• _Work instructions_: Look over the lines below. Report each one that includes the string "page".

• _Records for this task_:
++++++
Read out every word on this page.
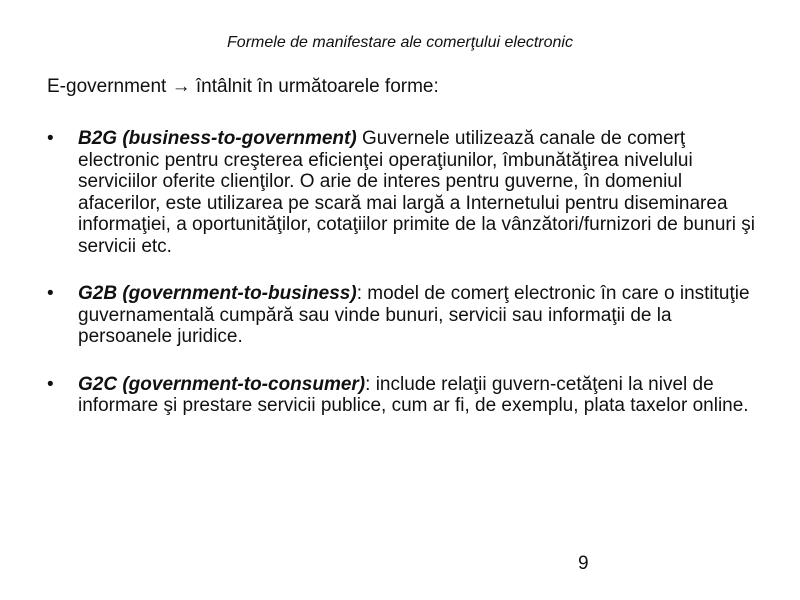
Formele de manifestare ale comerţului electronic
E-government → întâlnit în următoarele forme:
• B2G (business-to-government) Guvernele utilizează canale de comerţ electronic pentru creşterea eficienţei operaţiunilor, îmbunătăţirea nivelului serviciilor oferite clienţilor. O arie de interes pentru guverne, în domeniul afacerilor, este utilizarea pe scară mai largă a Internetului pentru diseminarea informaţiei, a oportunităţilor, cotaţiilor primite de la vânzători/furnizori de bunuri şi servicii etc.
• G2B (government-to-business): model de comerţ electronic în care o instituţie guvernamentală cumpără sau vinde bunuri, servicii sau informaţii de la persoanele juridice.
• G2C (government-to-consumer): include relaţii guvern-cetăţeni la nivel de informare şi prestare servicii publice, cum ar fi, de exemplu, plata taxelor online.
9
++++++
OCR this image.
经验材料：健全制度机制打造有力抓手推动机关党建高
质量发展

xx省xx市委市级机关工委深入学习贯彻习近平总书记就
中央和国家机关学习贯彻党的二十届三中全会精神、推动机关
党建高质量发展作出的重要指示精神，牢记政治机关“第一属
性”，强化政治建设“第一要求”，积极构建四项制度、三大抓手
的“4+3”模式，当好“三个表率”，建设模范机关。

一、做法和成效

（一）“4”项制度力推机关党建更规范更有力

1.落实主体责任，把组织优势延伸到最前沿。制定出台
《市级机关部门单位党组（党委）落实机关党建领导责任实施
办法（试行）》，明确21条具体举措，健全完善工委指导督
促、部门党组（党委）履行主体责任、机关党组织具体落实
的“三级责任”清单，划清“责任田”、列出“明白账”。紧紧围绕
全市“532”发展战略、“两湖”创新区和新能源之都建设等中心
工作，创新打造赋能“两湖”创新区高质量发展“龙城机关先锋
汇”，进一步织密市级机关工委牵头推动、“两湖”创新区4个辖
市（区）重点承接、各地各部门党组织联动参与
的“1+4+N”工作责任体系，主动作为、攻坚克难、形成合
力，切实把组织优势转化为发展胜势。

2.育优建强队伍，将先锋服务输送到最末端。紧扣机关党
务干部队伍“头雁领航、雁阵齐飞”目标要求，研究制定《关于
++++++
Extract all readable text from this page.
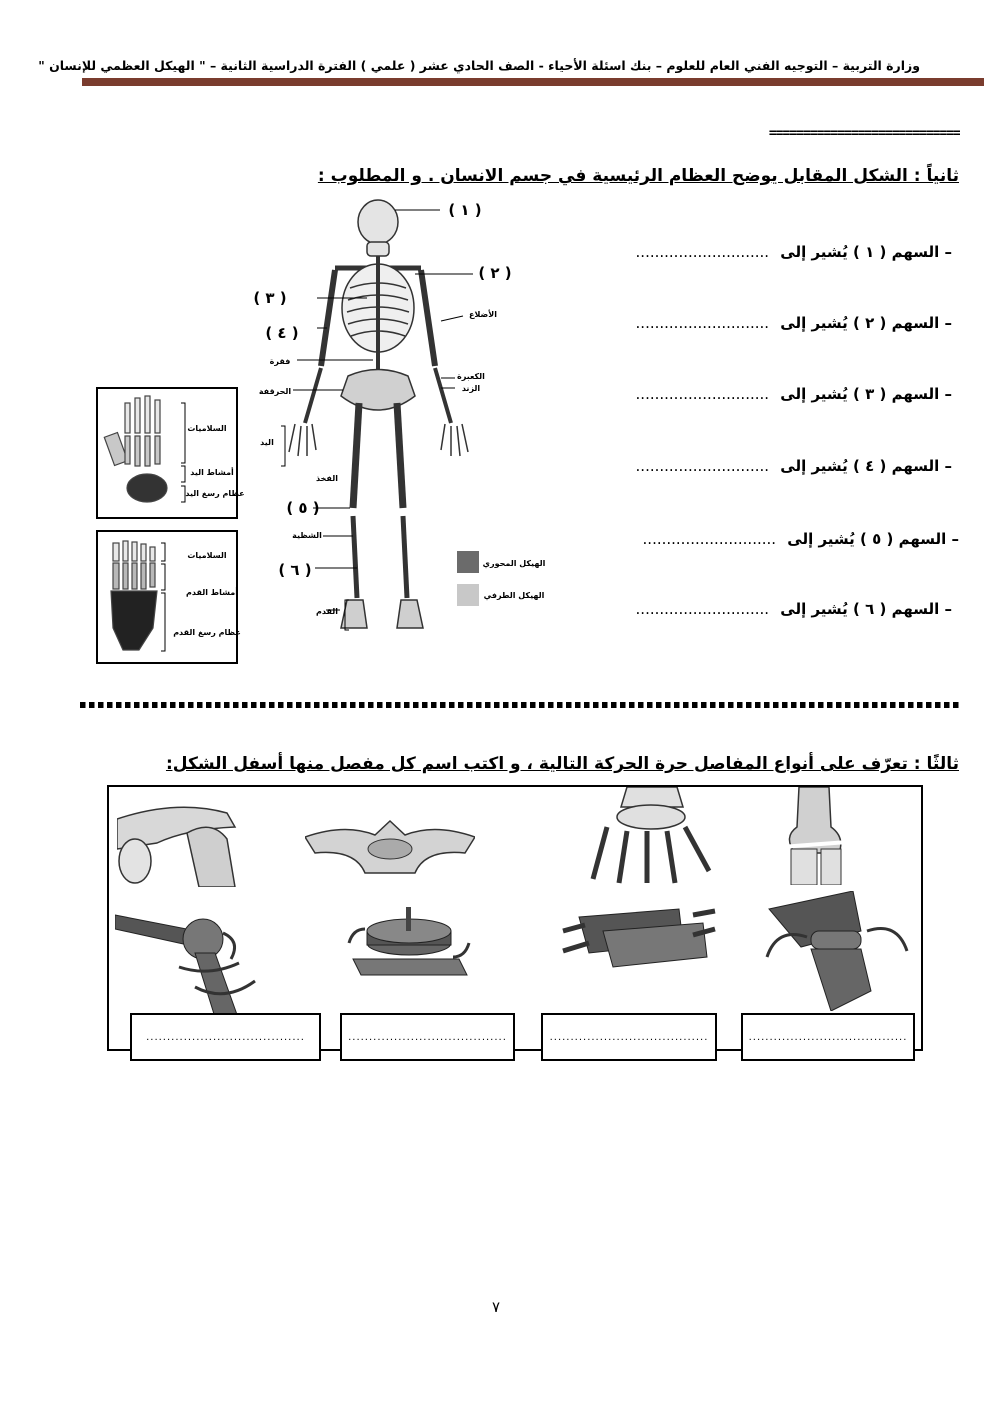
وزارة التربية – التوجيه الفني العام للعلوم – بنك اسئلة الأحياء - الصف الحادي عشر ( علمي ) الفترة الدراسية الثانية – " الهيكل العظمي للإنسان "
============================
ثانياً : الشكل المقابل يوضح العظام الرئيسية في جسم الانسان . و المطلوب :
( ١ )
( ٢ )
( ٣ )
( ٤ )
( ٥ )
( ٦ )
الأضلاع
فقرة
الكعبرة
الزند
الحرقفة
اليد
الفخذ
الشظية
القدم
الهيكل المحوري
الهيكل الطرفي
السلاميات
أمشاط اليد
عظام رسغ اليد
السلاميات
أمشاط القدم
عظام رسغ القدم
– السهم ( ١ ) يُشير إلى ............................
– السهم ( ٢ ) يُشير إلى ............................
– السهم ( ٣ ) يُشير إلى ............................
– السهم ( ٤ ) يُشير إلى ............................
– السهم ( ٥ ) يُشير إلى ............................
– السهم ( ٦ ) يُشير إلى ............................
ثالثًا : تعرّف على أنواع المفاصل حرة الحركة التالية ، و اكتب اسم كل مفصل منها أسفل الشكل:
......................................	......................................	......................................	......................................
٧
++++++
• _Result_:
Read out every word on this page.
Extract all readable text from this page.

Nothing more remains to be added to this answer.